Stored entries
§ §
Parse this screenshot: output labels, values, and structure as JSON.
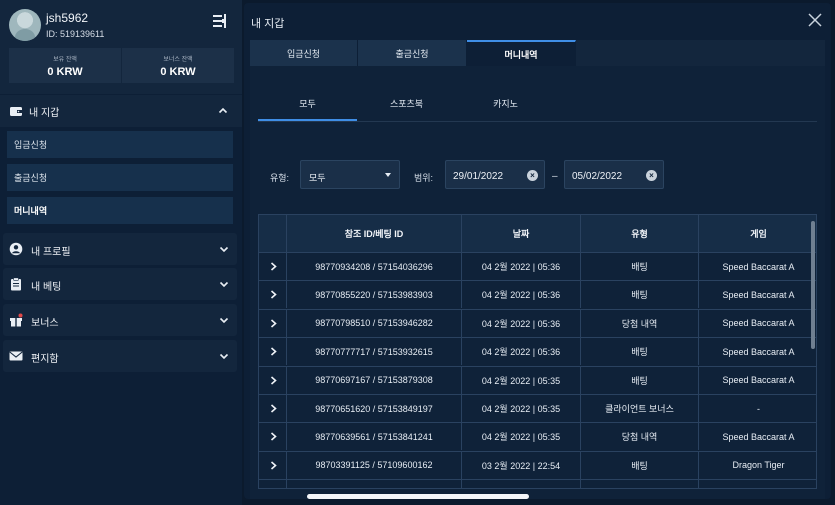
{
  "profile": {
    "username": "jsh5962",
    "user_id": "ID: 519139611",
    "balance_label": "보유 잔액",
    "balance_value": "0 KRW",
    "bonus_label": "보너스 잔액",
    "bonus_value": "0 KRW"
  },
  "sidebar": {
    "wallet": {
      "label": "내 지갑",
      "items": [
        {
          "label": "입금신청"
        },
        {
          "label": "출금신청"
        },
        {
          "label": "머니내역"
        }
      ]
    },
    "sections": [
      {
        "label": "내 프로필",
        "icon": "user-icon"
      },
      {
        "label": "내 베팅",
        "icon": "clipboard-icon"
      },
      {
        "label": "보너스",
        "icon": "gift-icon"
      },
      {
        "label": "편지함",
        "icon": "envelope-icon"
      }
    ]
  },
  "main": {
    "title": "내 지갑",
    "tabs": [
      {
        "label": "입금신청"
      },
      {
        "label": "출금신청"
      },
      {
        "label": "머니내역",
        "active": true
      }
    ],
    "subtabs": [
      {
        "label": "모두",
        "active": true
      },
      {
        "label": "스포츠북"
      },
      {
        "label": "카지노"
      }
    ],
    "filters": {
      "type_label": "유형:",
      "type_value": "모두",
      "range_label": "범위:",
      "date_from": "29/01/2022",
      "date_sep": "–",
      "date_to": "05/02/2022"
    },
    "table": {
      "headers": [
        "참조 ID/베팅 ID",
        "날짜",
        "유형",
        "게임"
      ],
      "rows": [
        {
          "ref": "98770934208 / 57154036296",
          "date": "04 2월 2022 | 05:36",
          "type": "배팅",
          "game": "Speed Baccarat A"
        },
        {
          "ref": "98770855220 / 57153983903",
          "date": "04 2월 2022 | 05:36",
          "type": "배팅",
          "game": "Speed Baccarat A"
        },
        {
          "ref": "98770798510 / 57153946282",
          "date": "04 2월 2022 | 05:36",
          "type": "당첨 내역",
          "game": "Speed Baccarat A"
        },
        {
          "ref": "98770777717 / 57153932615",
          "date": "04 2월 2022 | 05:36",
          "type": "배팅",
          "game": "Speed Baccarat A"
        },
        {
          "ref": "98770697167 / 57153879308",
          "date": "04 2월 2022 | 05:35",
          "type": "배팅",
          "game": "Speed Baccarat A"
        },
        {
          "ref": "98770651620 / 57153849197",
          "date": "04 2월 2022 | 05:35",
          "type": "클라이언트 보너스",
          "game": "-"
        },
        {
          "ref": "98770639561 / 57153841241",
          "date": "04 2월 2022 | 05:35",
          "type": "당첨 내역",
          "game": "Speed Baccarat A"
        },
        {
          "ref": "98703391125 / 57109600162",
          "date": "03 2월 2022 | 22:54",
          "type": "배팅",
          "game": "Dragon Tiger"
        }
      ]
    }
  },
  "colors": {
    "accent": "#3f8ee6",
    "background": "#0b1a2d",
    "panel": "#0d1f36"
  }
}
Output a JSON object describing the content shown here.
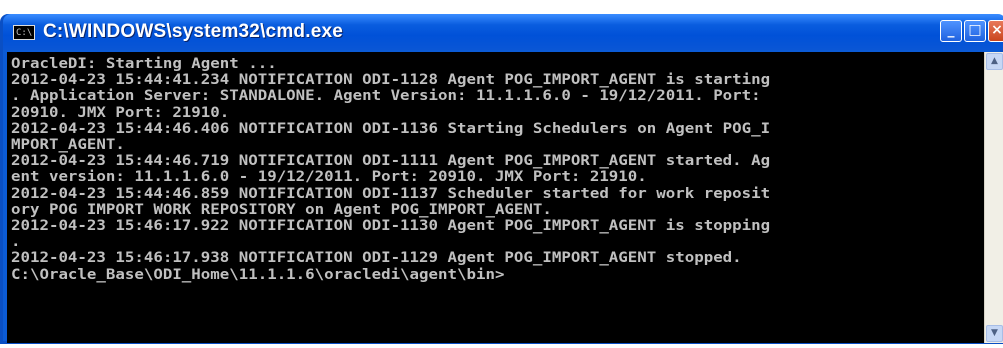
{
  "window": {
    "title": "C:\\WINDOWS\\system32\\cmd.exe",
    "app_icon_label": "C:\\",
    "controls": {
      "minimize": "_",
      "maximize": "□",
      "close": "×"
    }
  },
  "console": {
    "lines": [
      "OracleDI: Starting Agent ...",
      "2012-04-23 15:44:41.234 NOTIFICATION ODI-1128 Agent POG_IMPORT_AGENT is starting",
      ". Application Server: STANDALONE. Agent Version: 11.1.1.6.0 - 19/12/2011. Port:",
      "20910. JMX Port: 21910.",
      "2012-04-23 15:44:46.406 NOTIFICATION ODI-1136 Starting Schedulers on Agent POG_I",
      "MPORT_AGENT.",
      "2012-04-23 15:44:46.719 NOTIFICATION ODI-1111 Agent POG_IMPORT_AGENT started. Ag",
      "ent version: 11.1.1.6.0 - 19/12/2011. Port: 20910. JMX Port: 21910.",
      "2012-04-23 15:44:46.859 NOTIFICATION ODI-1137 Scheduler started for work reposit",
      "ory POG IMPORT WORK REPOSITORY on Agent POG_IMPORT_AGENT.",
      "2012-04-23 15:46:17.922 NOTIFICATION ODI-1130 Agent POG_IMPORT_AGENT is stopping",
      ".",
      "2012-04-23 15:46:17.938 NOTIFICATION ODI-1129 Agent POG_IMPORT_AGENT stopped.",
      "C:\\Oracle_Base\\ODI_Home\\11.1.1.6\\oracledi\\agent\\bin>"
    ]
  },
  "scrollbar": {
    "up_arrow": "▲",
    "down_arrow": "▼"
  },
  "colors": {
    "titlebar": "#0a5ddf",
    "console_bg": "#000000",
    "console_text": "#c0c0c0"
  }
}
§ §
Set down the lines of the records above exactly, apart from the pictures.

Parse this screenshot: output labels, values, and structure as JSON.
{
  "profile": {
    "username": "jsh5962",
    "user_id": "ID: 519139611",
    "balance_label": "보유 잔액",
    "balance_value": "0 KRW",
    "bonus_label": "보너스 잔액",
    "bonus_value": "0 KRW"
  },
  "sidebar": {
    "wallet": {
      "label": "내 지갑",
      "items": [
        {
          "label": "입금신청"
        },
        {
          "label": "출금신청"
        },
        {
          "label": "머니내역"
        }
      ]
    },
    "sections": [
      {
        "label": "내 프로필",
        "icon": "user-icon"
      },
      {
        "label": "내 베팅",
        "icon": "clipboard-icon"
      },
      {
        "label": "보너스",
        "icon": "gift-icon"
      },
      {
        "label": "편지함",
        "icon": "envelope-icon"
      }
    ]
  },
  "main": {
    "title": "내 지갑",
    "tabs": [
      {
        "label": "입금신청"
      },
      {
        "label": "출금신청"
      },
      {
        "label": "머니내역",
        "active": true
      }
    ],
    "subtabs": [
      {
        "label": "모두",
        "active": true
      },
      {
        "label": "스포츠북"
      },
      {
        "label": "카지노"
      }
    ],
    "filters": {
      "type_label": "유형:",
      "type_value": "모두",
      "range_label": "범위:",
      "date_from": "29/01/2022",
      "date_sep": "–",
      "date_to": "05/02/2022"
    },
    "table": {
      "headers": [
        "참조 ID/베팅 ID",
        "날짜",
        "유형",
        "게임"
      ],
      "rows": [
        {
          "ref": "98770934208 / 57154036296",
          "date": "04 2월 2022 | 05:36",
          "type": "배팅",
          "game": "Speed Baccarat A"
        },
        {
          "ref": "98770855220 / 57153983903",
          "date": "04 2월 2022 | 05:36",
          "type": "배팅",
          "game": "Speed Baccarat A"
        },
        {
          "ref": "98770798510 / 57153946282",
          "date": "04 2월 2022 | 05:36",
          "type": "당첨 내역",
          "game": "Speed Baccarat A"
        },
        {
          "ref": "98770777717 / 57153932615",
          "date": "04 2월 2022 | 05:36",
          "type": "배팅",
          "game": "Speed Baccarat A"
        },
        {
          "ref": "98770697167 / 57153879308",
          "date": "04 2월 2022 | 05:35",
          "type": "배팅",
          "game": "Speed Baccarat A"
        },
        {
          "ref": "98770651620 / 57153849197",
          "date": "04 2월 2022 | 05:35",
          "type": "클라이언트 보너스",
          "game": "-"
        },
        {
          "ref": "98770639561 / 57153841241",
          "date": "04 2월 2022 | 05:35",
          "type": "당첨 내역",
          "game": "Speed Baccarat A"
        },
        {
          "ref": "98703391125 / 57109600162",
          "date": "03 2월 2022 | 22:54",
          "type": "배팅",
          "game": "Dragon Tiger"
        }
      ]
    }
  },
  "colors": {
    "accent": "#3f8ee6",
    "background": "#0b1a2d",
    "panel": "#0d1f36"
  }
}
Output a JSON object describing the content shown here.
{
  "window": {
    "title": "C:\\WINDOWS\\system32\\cmd.exe",
    "app_icon_label": "C:\\",
    "controls": {
      "minimize": "_",
      "maximize": "□",
      "close": "×"
    }
  },
  "console": {
    "lines": [
      "OracleDI: Starting Agent ...",
      "2012-04-23 15:44:41.234 NOTIFICATION ODI-1128 Agent POG_IMPORT_AGENT is starting",
      ". Application Server: STANDALONE. Agent Version: 11.1.1.6.0 - 19/12/2011. Port:",
      "20910. JMX Port: 21910.",
      "2012-04-23 15:44:46.406 NOTIFICATION ODI-1136 Starting Schedulers on Agent POG_I",
      "MPORT_AGENT.",
      "2012-04-23 15:44:46.719 NOTIFICATION ODI-1111 Agent POG_IMPORT_AGENT started. Ag",
      "ent version: 11.1.1.6.0 - 19/12/2011. Port: 20910. JMX Port: 21910.",
      "2012-04-23 15:44:46.859 NOTIFICATION ODI-1137 Scheduler started for work reposit",
      "ory POG IMPORT WORK REPOSITORY on Agent POG_IMPORT_AGENT.",
      "2012-04-23 15:46:17.922 NOTIFICATION ODI-1130 Agent POG_IMPORT_AGENT is stopping",
      ".",
      "2012-04-23 15:46:17.938 NOTIFICATION ODI-1129 Agent POG_IMPORT_AGENT stopped.",
      "C:\\Oracle_Base\\ODI_Home\\11.1.1.6\\oracledi\\agent\\bin>"
    ]
  },
  "scrollbar": {
    "up_arrow": "▲",
    "down_arrow": "▼"
  },
  "colors": {
    "titlebar": "#0a5ddf",
    "console_bg": "#000000",
    "console_text": "#c0c0c0"
  }
}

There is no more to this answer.